# [GOAL]
Skip the pictures and extract all of the lines exactly as written.

# [LISTED ENTRIES]

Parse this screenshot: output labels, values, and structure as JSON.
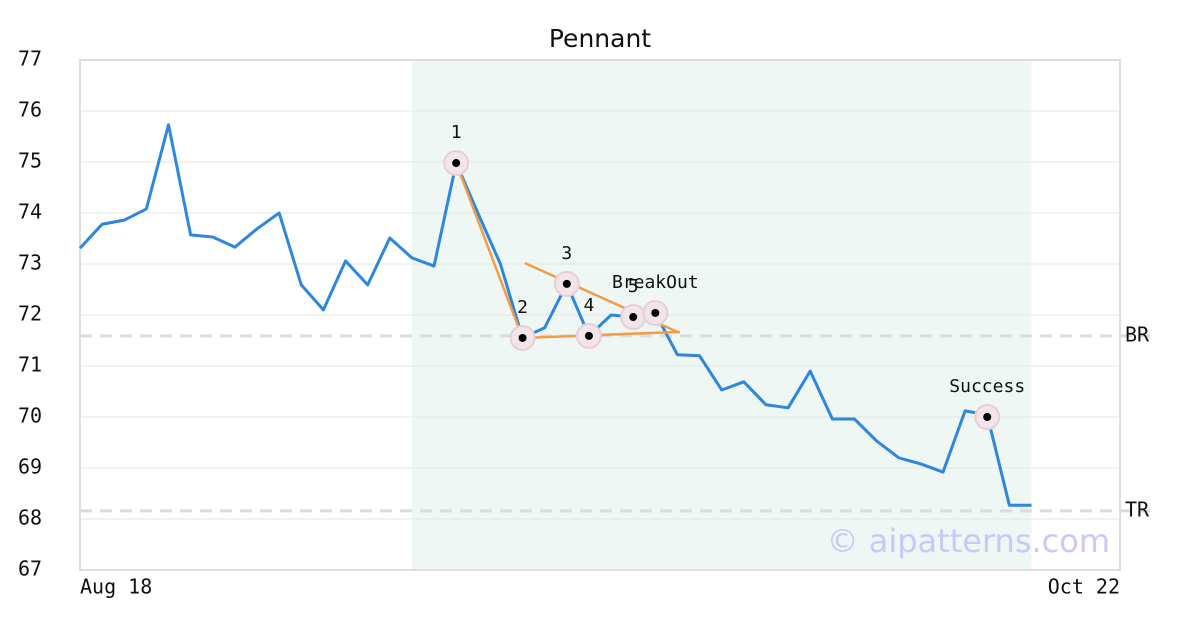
{
  "chart_data": {
    "type": "line",
    "title": "Pennant",
    "x": [
      0,
      1,
      2,
      3,
      4,
      5,
      6,
      7,
      8,
      9,
      10,
      11,
      12,
      13,
      14,
      15,
      16,
      17,
      18,
      19,
      20,
      21,
      22,
      23,
      24,
      25,
      26,
      27,
      28,
      29,
      30,
      31,
      32,
      33,
      34,
      35,
      36,
      37,
      38,
      39,
      40,
      41,
      42,
      43
    ],
    "values": [
      73.31,
      73.78,
      73.86,
      74.08,
      75.73,
      73.57,
      73.53,
      73.33,
      73.69,
      74.0,
      72.59,
      72.1,
      73.06,
      72.59,
      73.51,
      73.12,
      72.96,
      74.98,
      73.98,
      73.0,
      71.55,
      71.75,
      72.61,
      71.59,
      72.0,
      71.96,
      72.04,
      71.22,
      71.2,
      70.53,
      70.69,
      70.24,
      70.18,
      70.9,
      69.96,
      69.96,
      69.53,
      69.2,
      69.08,
      68.92,
      70.12,
      70.04,
      68.27,
      68.27
    ],
    "color": "#2e86de",
    "xlim": [
      0,
      47
    ],
    "xticks": [
      {
        "value": 0,
        "label": "Aug 18"
      },
      {
        "value": 47,
        "label": "Oct 22"
      }
    ],
    "ylim": [
      67,
      77
    ],
    "yticks": [
      67,
      68,
      69,
      70,
      71,
      72,
      73,
      74,
      75,
      76,
      77
    ],
    "grid": true,
    "highlight": {
      "xrange": [
        15,
        43
      ],
      "color": "#eef7f3"
    },
    "trendline_color": "#f39c45",
    "trendlines": [
      {
        "x": [
          17,
          20
        ],
        "y": [
          74.98,
          71.55
        ]
      },
      {
        "x": [
          20,
          27.1
        ],
        "y": [
          71.55,
          71.67
        ]
      },
      {
        "x": [
          20.1,
          27.1
        ],
        "y": [
          73.02,
          71.65
        ]
      }
    ],
    "points": [
      {
        "label": "1",
        "x": 17,
        "y": 74.98
      },
      {
        "label": "2",
        "x": 20,
        "y": 71.55
      },
      {
        "label": "3",
        "x": 22,
        "y": 72.61
      },
      {
        "label": "4",
        "x": 23,
        "y": 71.59
      },
      {
        "label": "5",
        "x": 25,
        "y": 71.96
      },
      {
        "label": "BreakOut",
        "x": 26,
        "y": 72.04
      },
      {
        "label": "Success",
        "x": 41,
        "y": 70.0
      }
    ],
    "hlines": [
      {
        "label": "BR",
        "y": 71.59
      },
      {
        "label": "TR",
        "y": 68.16
      }
    ],
    "watermark": "© aipatterns.com"
  }
}
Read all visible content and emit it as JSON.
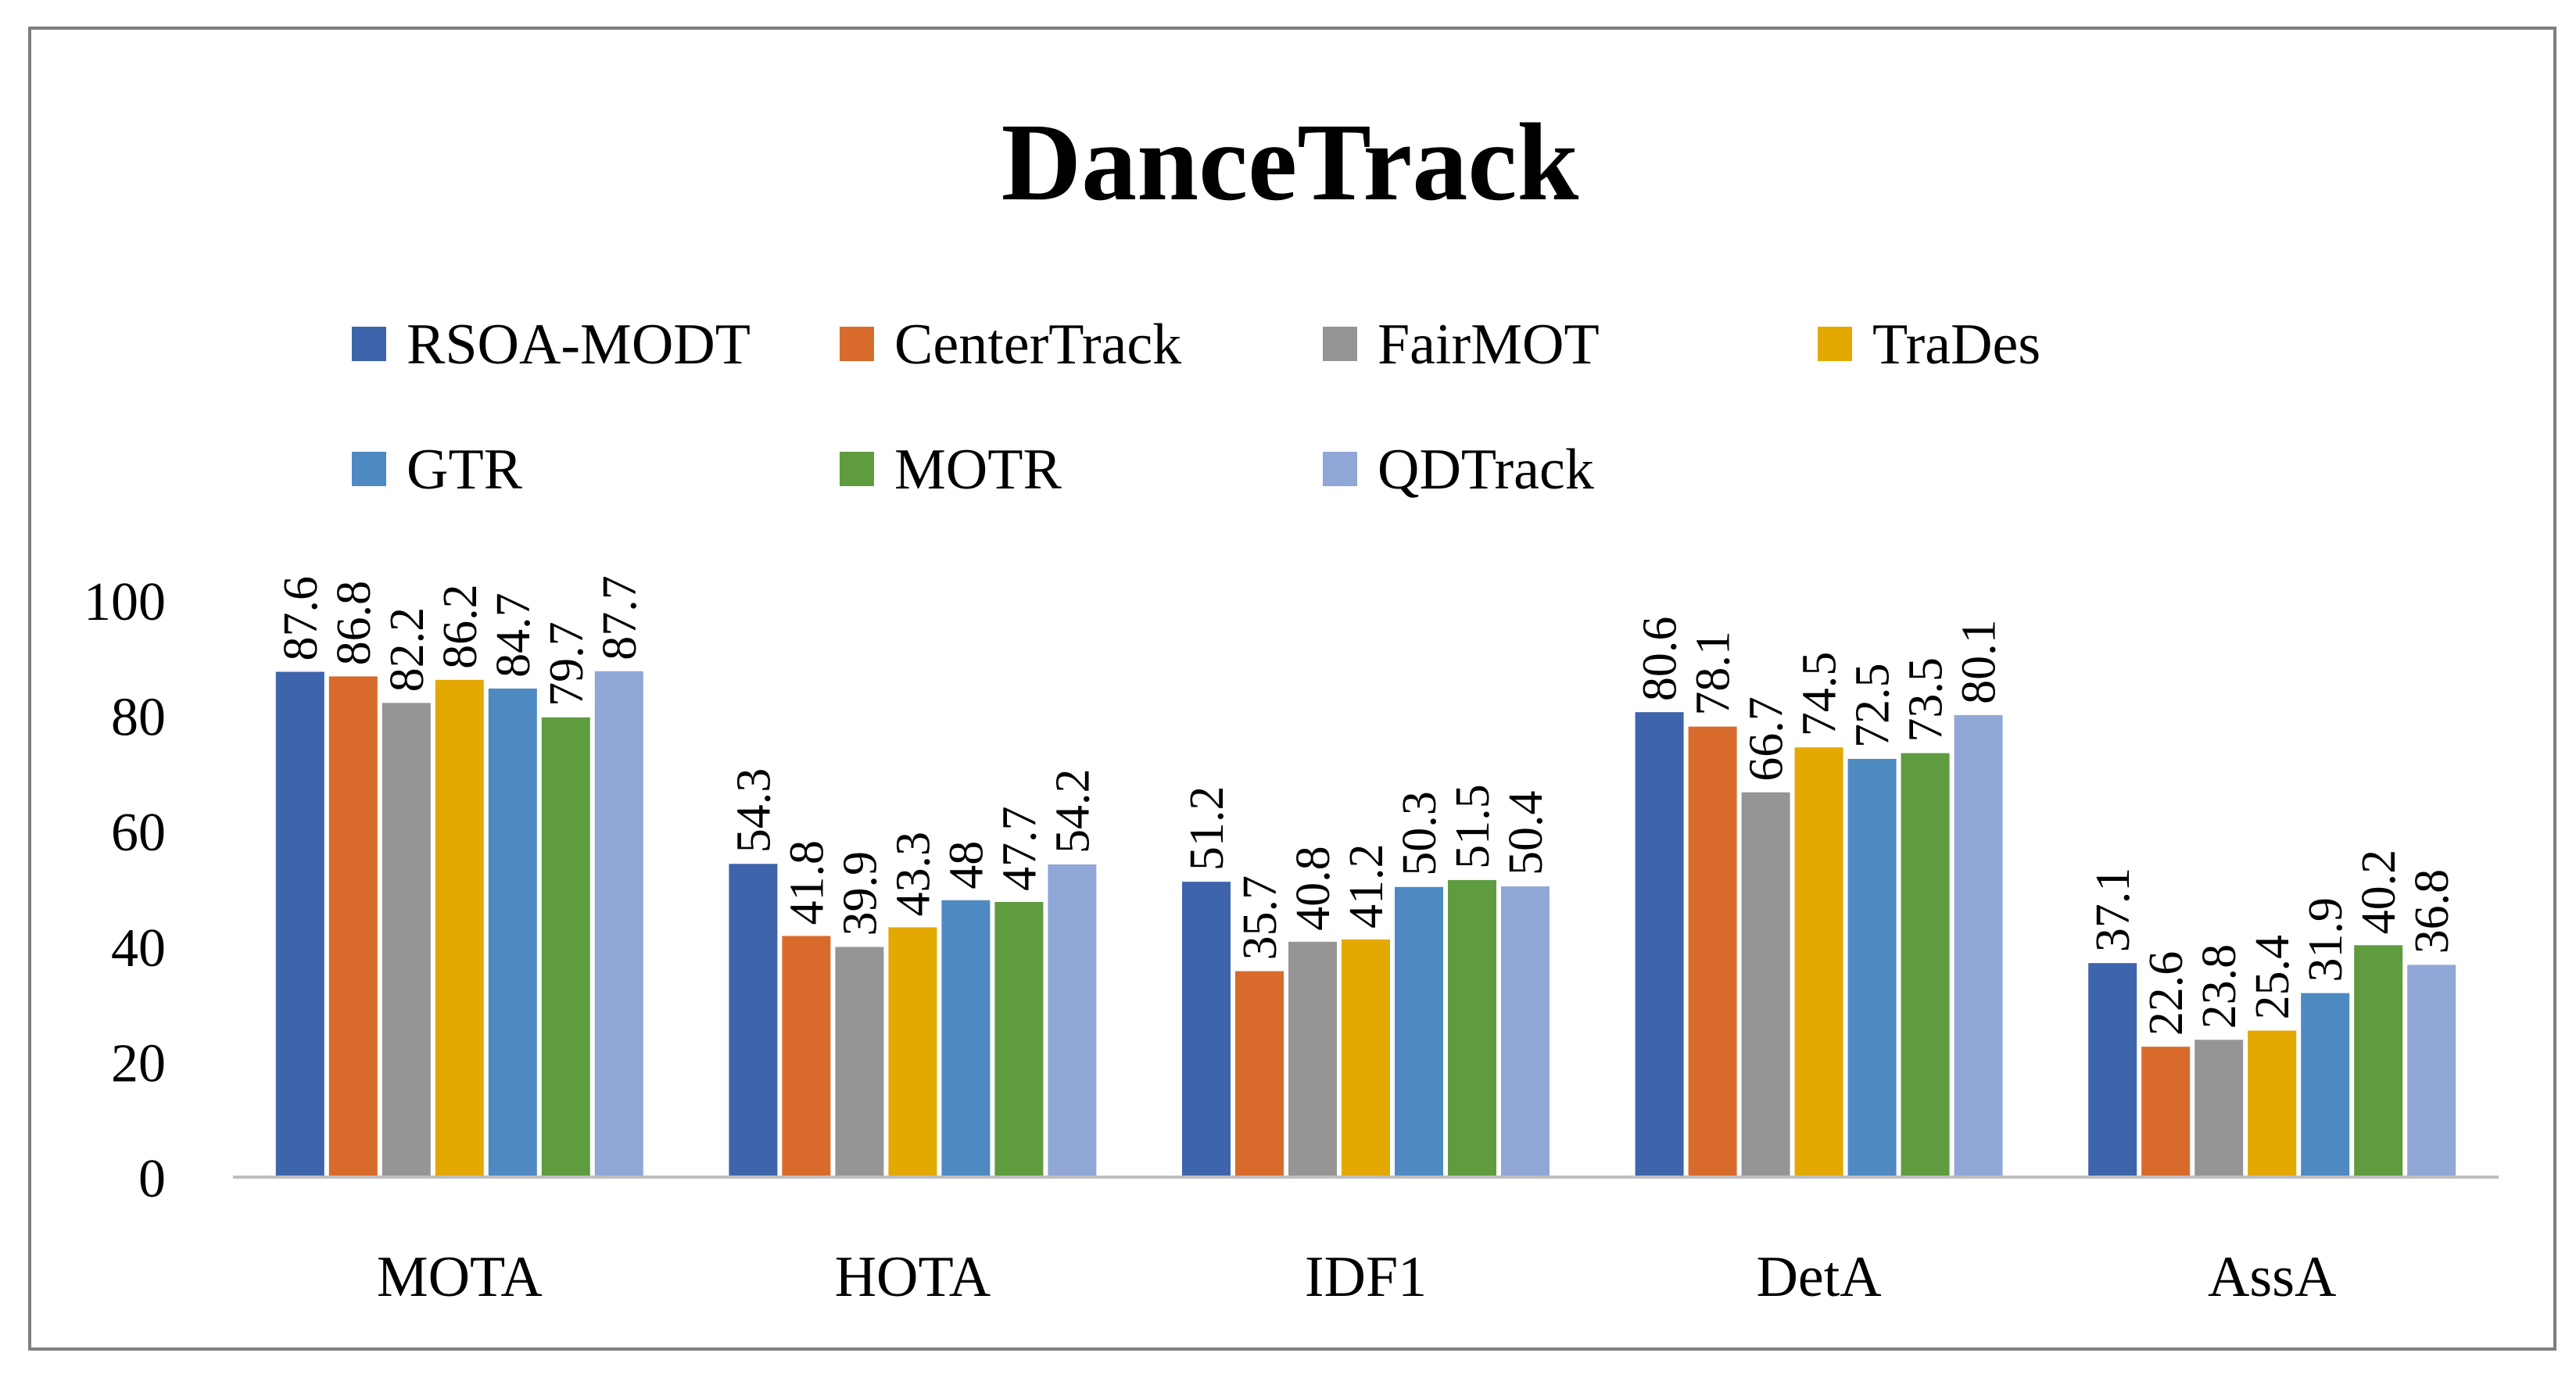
{
  "chart_data": {
    "type": "bar",
    "title": "DanceTrack",
    "xlabel": "",
    "ylabel": "",
    "ylim": [
      0,
      100
    ],
    "yticks": [
      "0",
      "20",
      "40",
      "60",
      "80",
      "100"
    ],
    "grid": false,
    "legend_position": "top",
    "categories": [
      "MOTA",
      "HOTA",
      "IDF1",
      "DetA",
      "AssA"
    ],
    "series": [
      {
        "name": "RSOA-MODT",
        "color": "#3e64ab",
        "values": [
          87.6,
          54.3,
          51.2,
          80.6,
          37.1
        ],
        "labels": [
          "87.6",
          "54.3",
          "51.2",
          "80.6",
          "37.1"
        ]
      },
      {
        "name": "CenterTrack",
        "color": "#d86b2b",
        "values": [
          86.8,
          41.8,
          35.7,
          78.1,
          22.6
        ],
        "labels": [
          "86.8",
          "41.8",
          "35.7",
          "78.1",
          "22.6"
        ]
      },
      {
        "name": "FairMOT",
        "color": "#959595",
        "values": [
          82.2,
          39.9,
          40.8,
          66.7,
          23.8
        ],
        "labels": [
          "82.2",
          "39.9",
          "40.8",
          "66.7",
          "23.8"
        ]
      },
      {
        "name": "TraDes",
        "color": "#e3a900",
        "values": [
          86.2,
          43.3,
          41.2,
          74.5,
          25.4
        ],
        "labels": [
          "86.2",
          "43.3",
          "41.2",
          "74.5",
          "25.4"
        ]
      },
      {
        "name": "GTR",
        "color": "#4e89c2",
        "values": [
          84.7,
          48,
          50.3,
          72.5,
          31.9
        ],
        "labels": [
          "84.7",
          "48",
          "50.3",
          "72.5",
          "31.9"
        ]
      },
      {
        "name": "MOTR",
        "color": "#5f9b3f",
        "values": [
          79.7,
          47.7,
          51.5,
          73.5,
          40.2
        ],
        "labels": [
          "79.7",
          "47.7",
          "51.5",
          "73.5",
          "40.2"
        ]
      },
      {
        "name": "QDTrack",
        "color": "#91a7d8",
        "values": [
          87.7,
          54.2,
          50.4,
          80.1,
          36.8
        ],
        "labels": [
          "87.7",
          "54.2",
          "50.4",
          "80.1",
          "36.8"
        ]
      }
    ]
  }
}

# [ANSWER TO THIS EXERCISE]
Parse this screenshot: output labels, values, and structure as JSON.
{
  "chart_data": {
    "type": "line",
    "title": "Pennant",
    "x": [
      0,
      1,
      2,
      3,
      4,
      5,
      6,
      7,
      8,
      9,
      10,
      11,
      12,
      13,
      14,
      15,
      16,
      17,
      18,
      19,
      20,
      21,
      22,
      23,
      24,
      25,
      26,
      27,
      28,
      29,
      30,
      31,
      32,
      33,
      34,
      35,
      36,
      37,
      38,
      39,
      40,
      41,
      42,
      43
    ],
    "values": [
      73.31,
      73.78,
      73.86,
      74.08,
      75.73,
      73.57,
      73.53,
      73.33,
      73.69,
      74.0,
      72.59,
      72.1,
      73.06,
      72.59,
      73.51,
      73.12,
      72.96,
      74.98,
      73.98,
      73.0,
      71.55,
      71.75,
      72.61,
      71.59,
      72.0,
      71.96,
      72.04,
      71.22,
      71.2,
      70.53,
      70.69,
      70.24,
      70.18,
      70.9,
      69.96,
      69.96,
      69.53,
      69.2,
      69.08,
      68.92,
      70.12,
      70.04,
      68.27,
      68.27
    ],
    "color": "#2e86de",
    "xlim": [
      0,
      47
    ],
    "xticks": [
      {
        "value": 0,
        "label": "Aug 18"
      },
      {
        "value": 47,
        "label": "Oct 22"
      }
    ],
    "ylim": [
      67,
      77
    ],
    "yticks": [
      67,
      68,
      69,
      70,
      71,
      72,
      73,
      74,
      75,
      76,
      77
    ],
    "grid": true,
    "highlight": {
      "xrange": [
        15,
        43
      ],
      "color": "#eef7f3"
    },
    "trendline_color": "#f39c45",
    "trendlines": [
      {
        "x": [
          17,
          20
        ],
        "y": [
          74.98,
          71.55
        ]
      },
      {
        "x": [
          20,
          27.1
        ],
        "y": [
          71.55,
          71.67
        ]
      },
      {
        "x": [
          20.1,
          27.1
        ],
        "y": [
          73.02,
          71.65
        ]
      }
    ],
    "points": [
      {
        "label": "1",
        "x": 17,
        "y": 74.98
      },
      {
        "label": "2",
        "x": 20,
        "y": 71.55
      },
      {
        "label": "3",
        "x": 22,
        "y": 72.61
      },
      {
        "label": "4",
        "x": 23,
        "y": 71.59
      },
      {
        "label": "5",
        "x": 25,
        "y": 71.96
      },
      {
        "label": "BreakOut",
        "x": 26,
        "y": 72.04
      },
      {
        "label": "Success",
        "x": 41,
        "y": 70.0
      }
    ],
    "hlines": [
      {
        "label": "BR",
        "y": 71.59
      },
      {
        "label": "TR",
        "y": 68.16
      }
    ],
    "watermark": "© aipatterns.com"
  }
}
Read all visible content and emit it as JSON.
{
  "chart_data": {
    "type": "bar",
    "title": "DanceTrack",
    "xlabel": "",
    "ylabel": "",
    "ylim": [
      0,
      100
    ],
    "yticks": [
      "0",
      "20",
      "40",
      "60",
      "80",
      "100"
    ],
    "grid": false,
    "legend_position": "top",
    "categories": [
      "MOTA",
      "HOTA",
      "IDF1",
      "DetA",
      "AssA"
    ],
    "series": [
      {
        "name": "RSOA-MODT",
        "color": "#3e64ab",
        "values": [
          87.6,
          54.3,
          51.2,
          80.6,
          37.1
        ],
        "labels": [
          "87.6",
          "54.3",
          "51.2",
          "80.6",
          "37.1"
        ]
      },
      {
        "name": "CenterTrack",
        "color": "#d86b2b",
        "values": [
          86.8,
          41.8,
          35.7,
          78.1,
          22.6
        ],
        "labels": [
          "86.8",
          "41.8",
          "35.7",
          "78.1",
          "22.6"
        ]
      },
      {
        "name": "FairMOT",
        "color": "#959595",
        "values": [
          82.2,
          39.9,
          40.8,
          66.7,
          23.8
        ],
        "labels": [
          "82.2",
          "39.9",
          "40.8",
          "66.7",
          "23.8"
        ]
      },
      {
        "name": "TraDes",
        "color": "#e3a900",
        "values": [
          86.2,
          43.3,
          41.2,
          74.5,
          25.4
        ],
        "labels": [
          "86.2",
          "43.3",
          "41.2",
          "74.5",
          "25.4"
        ]
      },
      {
        "name": "GTR",
        "color": "#4e89c2",
        "values": [
          84.7,
          48,
          50.3,
          72.5,
          31.9
        ],
        "labels": [
          "84.7",
          "48",
          "50.3",
          "72.5",
          "31.9"
        ]
      },
      {
        "name": "MOTR",
        "color": "#5f9b3f",
        "values": [
          79.7,
          47.7,
          51.5,
          73.5,
          40.2
        ],
        "labels": [
          "79.7",
          "47.7",
          "51.5",
          "73.5",
          "40.2"
        ]
      },
      {
        "name": "QDTrack",
        "color": "#91a7d8",
        "values": [
          87.7,
          54.2,
          50.4,
          80.1,
          36.8
        ],
        "labels": [
          "87.7",
          "54.2",
          "50.4",
          "80.1",
          "36.8"
        ]
      }
    ]
  }
}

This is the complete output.